WHAT YOU WILL DO :: Count every line in the following entries where the word "court" appears. Give the count alone.

[INFORMATION SUPPLIED start]

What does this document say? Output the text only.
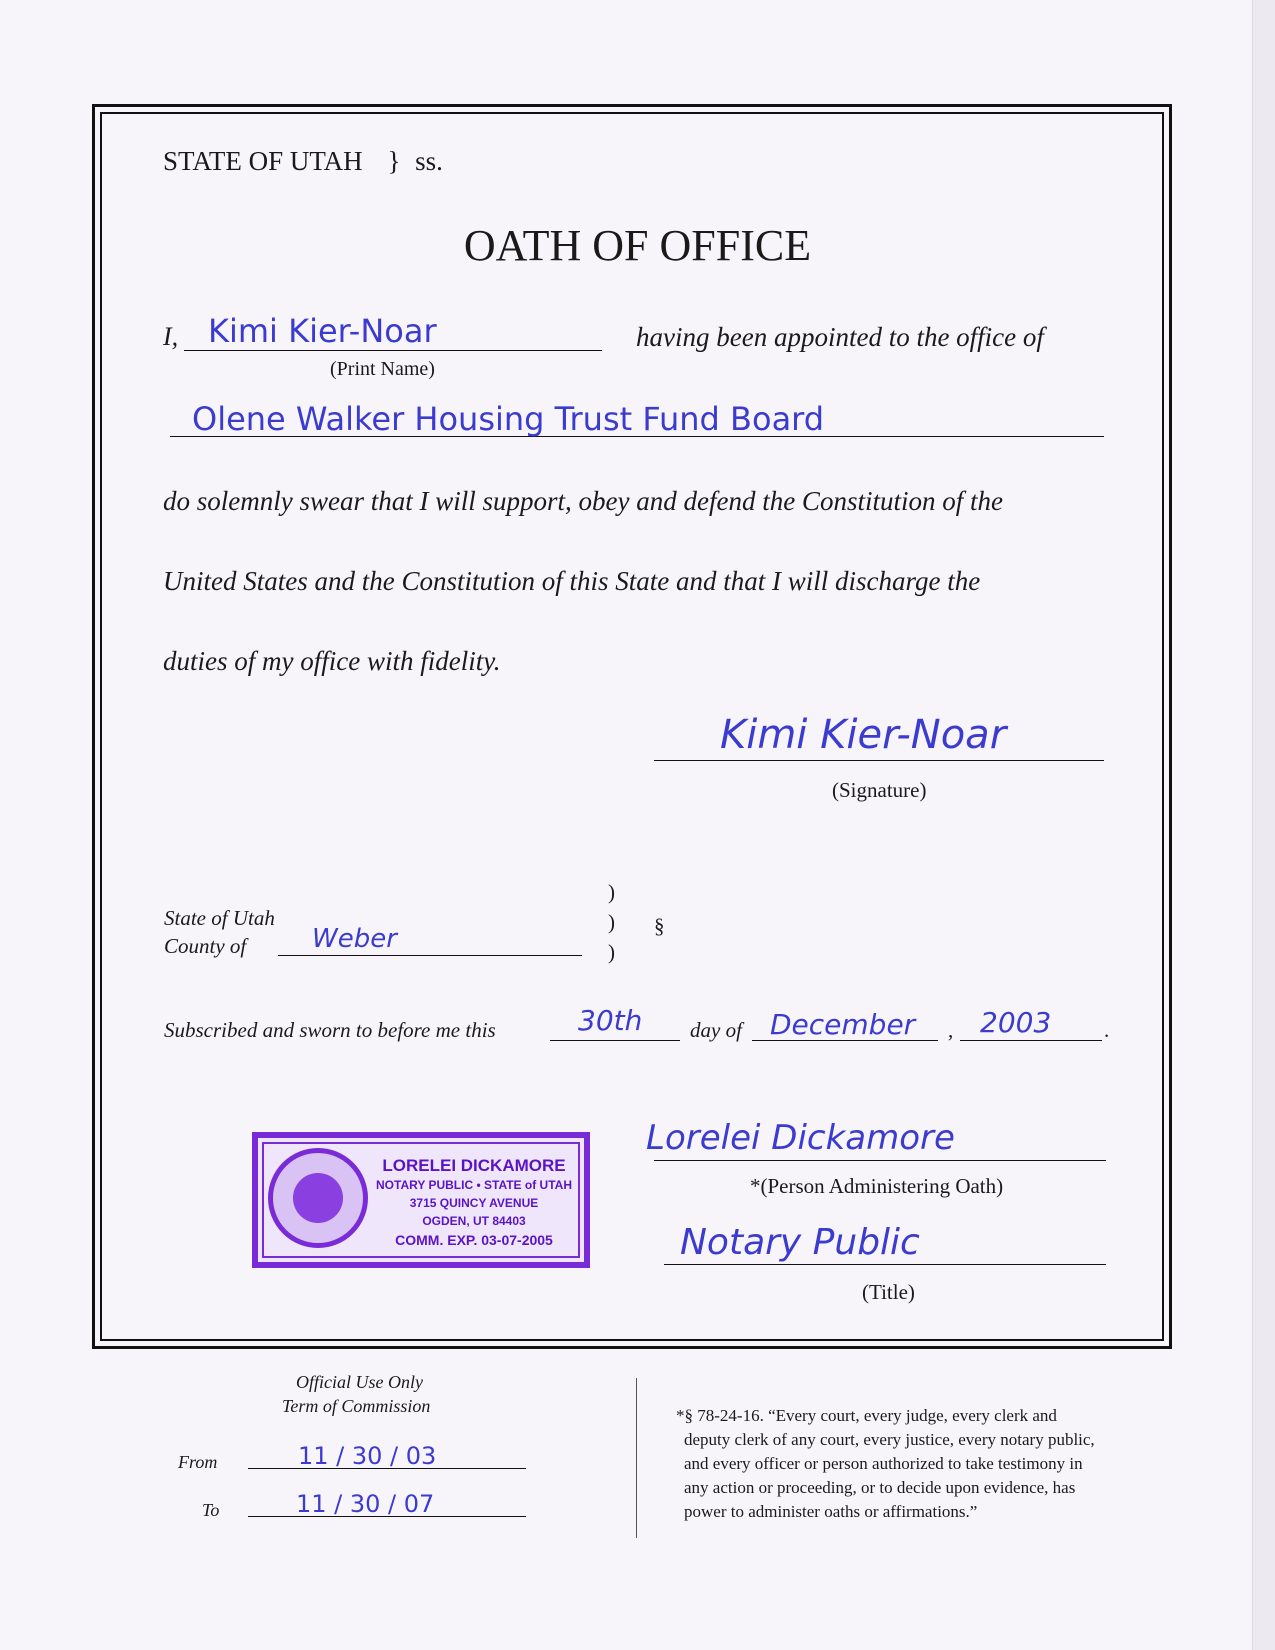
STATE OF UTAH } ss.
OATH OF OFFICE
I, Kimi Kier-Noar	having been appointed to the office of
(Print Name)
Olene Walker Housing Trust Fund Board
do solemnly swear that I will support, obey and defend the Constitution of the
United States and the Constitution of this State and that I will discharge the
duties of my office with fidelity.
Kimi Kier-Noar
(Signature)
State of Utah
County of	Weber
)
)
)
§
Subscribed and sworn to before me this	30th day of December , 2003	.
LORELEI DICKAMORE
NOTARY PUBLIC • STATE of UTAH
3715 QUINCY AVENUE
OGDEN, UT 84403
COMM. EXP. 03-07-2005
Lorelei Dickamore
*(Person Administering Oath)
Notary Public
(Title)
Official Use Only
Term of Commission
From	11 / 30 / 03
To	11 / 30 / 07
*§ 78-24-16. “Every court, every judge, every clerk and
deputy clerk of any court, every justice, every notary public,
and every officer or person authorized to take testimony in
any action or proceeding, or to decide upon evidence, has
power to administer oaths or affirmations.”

[INFORMATION SUPPLIED end]
[INFORMATION SUPPLIED start]

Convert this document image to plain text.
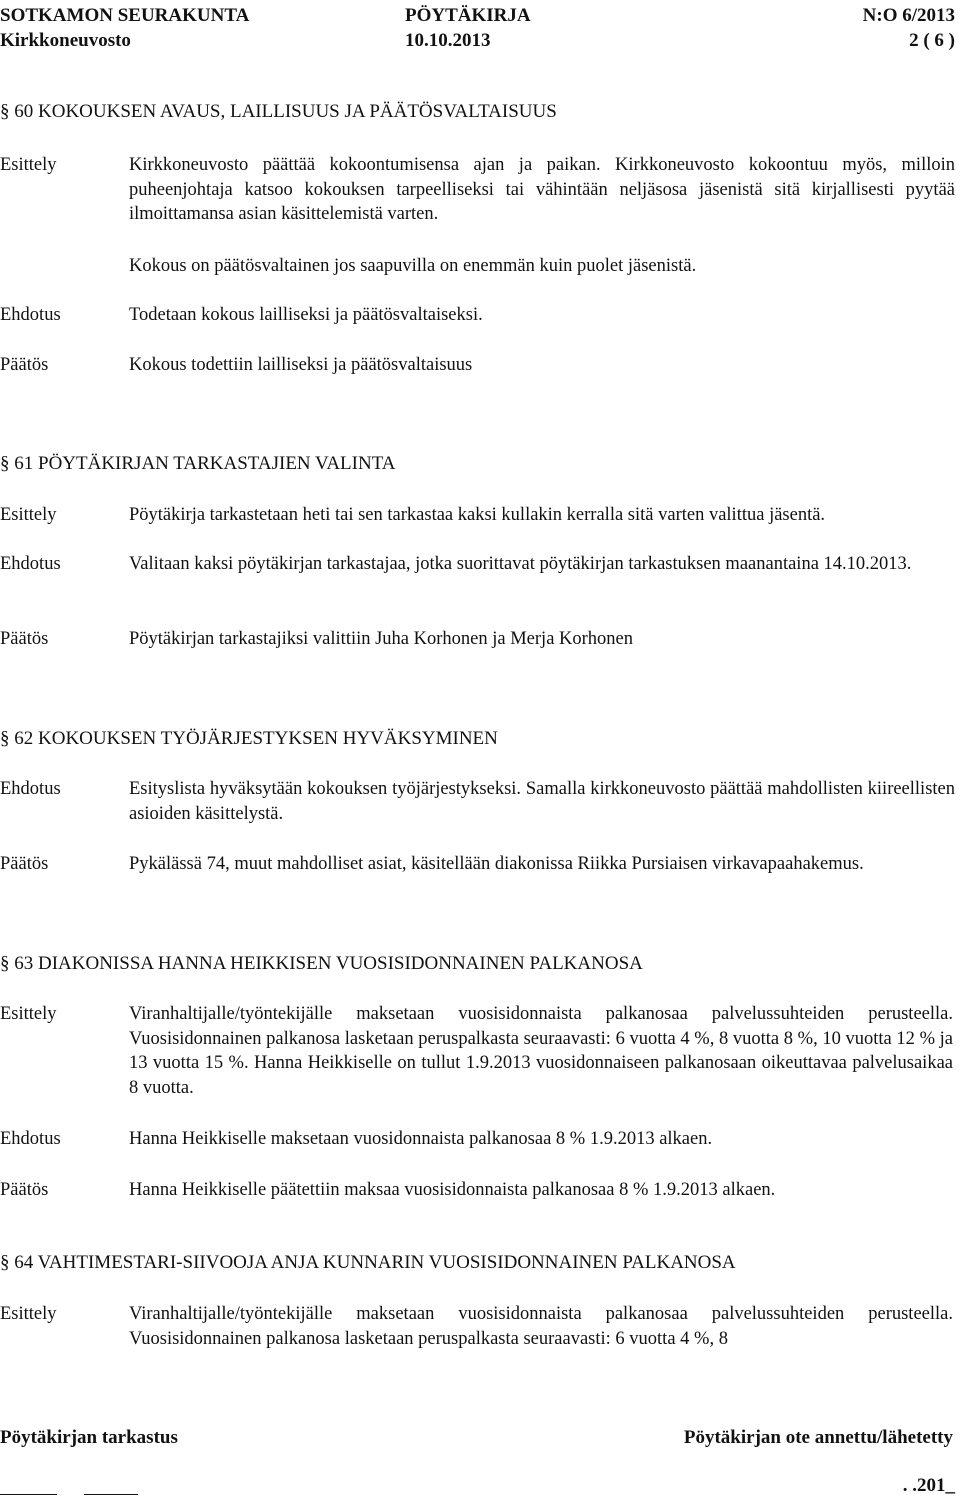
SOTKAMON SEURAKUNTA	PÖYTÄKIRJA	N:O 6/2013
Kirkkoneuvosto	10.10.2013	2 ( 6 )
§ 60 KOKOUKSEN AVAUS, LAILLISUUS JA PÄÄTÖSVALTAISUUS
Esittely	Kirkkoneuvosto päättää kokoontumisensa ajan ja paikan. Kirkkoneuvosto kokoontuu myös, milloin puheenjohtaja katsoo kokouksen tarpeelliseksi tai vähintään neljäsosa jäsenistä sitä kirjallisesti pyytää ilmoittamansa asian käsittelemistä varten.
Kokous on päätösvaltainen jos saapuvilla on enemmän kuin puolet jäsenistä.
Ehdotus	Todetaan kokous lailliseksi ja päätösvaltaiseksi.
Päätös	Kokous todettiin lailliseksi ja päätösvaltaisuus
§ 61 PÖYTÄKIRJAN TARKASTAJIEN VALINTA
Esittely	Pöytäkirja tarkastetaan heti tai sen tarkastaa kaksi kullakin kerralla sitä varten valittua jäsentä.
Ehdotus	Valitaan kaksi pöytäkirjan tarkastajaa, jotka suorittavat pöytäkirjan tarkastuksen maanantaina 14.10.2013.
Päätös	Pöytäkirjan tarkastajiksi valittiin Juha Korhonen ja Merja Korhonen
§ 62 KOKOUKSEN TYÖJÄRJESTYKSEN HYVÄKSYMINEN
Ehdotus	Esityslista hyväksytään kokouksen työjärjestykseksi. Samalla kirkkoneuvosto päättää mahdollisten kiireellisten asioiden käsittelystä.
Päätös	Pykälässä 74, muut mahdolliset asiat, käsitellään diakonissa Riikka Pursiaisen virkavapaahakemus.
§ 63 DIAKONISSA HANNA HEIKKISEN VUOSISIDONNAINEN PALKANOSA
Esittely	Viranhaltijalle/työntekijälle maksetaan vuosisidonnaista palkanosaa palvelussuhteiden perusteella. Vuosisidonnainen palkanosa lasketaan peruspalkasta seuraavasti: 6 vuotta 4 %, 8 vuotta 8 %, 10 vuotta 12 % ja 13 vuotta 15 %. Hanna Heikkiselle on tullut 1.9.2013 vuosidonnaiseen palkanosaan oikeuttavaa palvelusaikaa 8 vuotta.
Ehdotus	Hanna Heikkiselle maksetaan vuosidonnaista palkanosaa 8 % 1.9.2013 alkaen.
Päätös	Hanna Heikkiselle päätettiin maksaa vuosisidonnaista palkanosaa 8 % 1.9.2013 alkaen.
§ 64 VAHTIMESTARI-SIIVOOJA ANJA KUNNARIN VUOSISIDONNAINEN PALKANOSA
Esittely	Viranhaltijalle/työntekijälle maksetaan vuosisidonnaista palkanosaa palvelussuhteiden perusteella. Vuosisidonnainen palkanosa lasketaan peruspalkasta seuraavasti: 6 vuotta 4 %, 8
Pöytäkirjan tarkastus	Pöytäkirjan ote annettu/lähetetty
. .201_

[INFORMATION SUPPLIED end]
[INFORMATION SUPPLIED start]

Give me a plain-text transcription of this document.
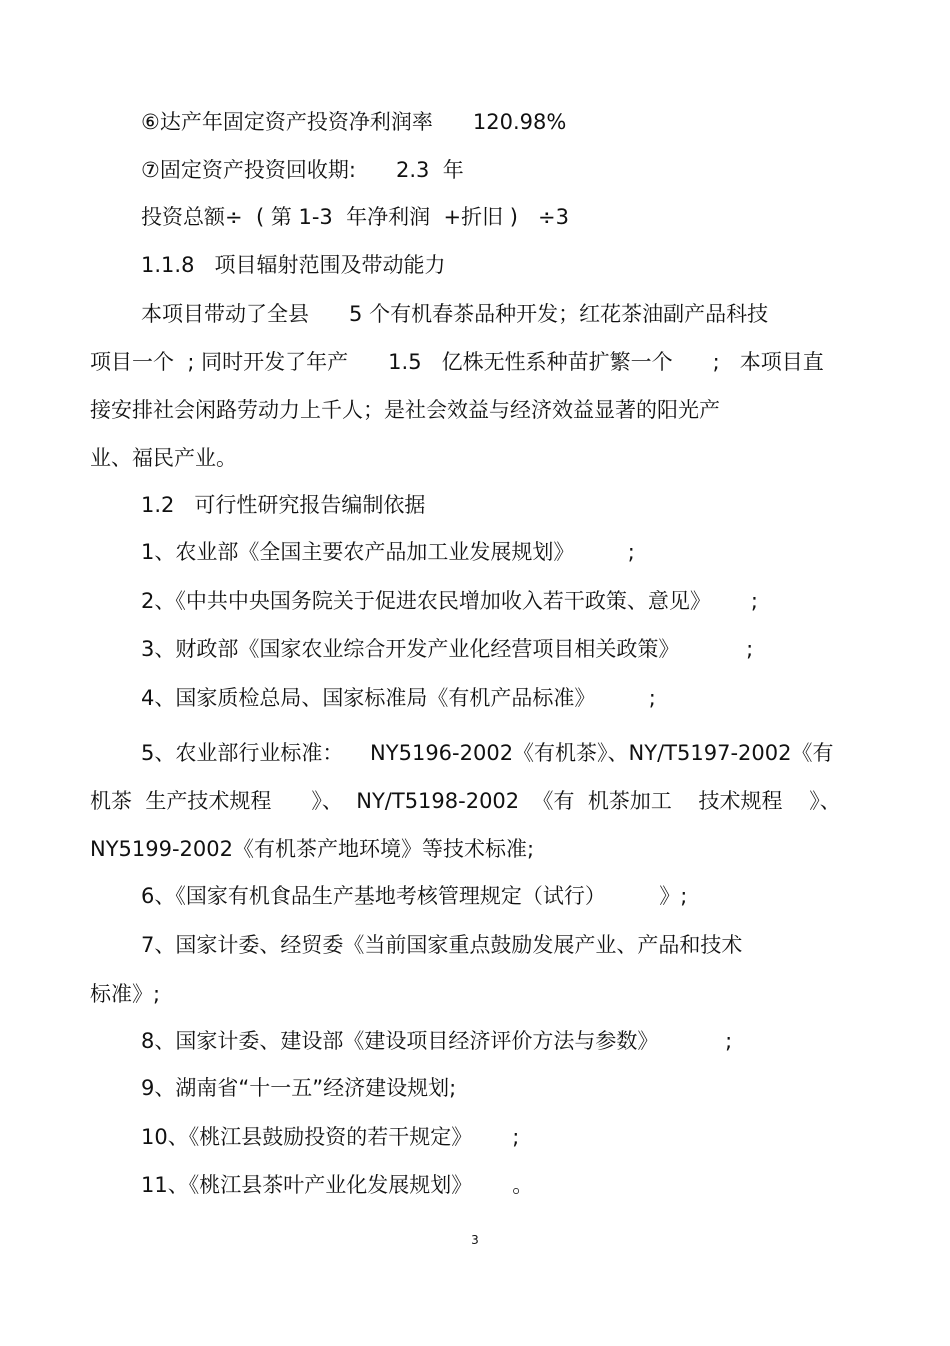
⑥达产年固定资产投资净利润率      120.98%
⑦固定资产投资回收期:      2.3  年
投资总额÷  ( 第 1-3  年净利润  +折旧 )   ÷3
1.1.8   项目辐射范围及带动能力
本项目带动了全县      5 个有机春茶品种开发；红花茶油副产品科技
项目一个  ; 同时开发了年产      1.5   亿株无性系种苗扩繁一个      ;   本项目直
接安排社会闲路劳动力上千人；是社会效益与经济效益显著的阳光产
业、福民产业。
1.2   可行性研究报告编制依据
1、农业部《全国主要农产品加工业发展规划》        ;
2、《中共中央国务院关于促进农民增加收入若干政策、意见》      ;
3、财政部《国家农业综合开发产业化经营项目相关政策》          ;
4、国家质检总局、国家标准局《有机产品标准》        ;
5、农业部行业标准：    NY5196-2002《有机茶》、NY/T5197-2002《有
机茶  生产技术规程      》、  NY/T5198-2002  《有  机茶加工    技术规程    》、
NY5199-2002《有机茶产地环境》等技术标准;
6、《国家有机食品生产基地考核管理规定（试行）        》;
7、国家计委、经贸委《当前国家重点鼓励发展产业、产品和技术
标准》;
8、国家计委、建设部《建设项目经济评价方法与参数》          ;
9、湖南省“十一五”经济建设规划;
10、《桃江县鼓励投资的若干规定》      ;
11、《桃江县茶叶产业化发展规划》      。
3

[INFORMATION SUPPLIED end]

THE RESULT :: 2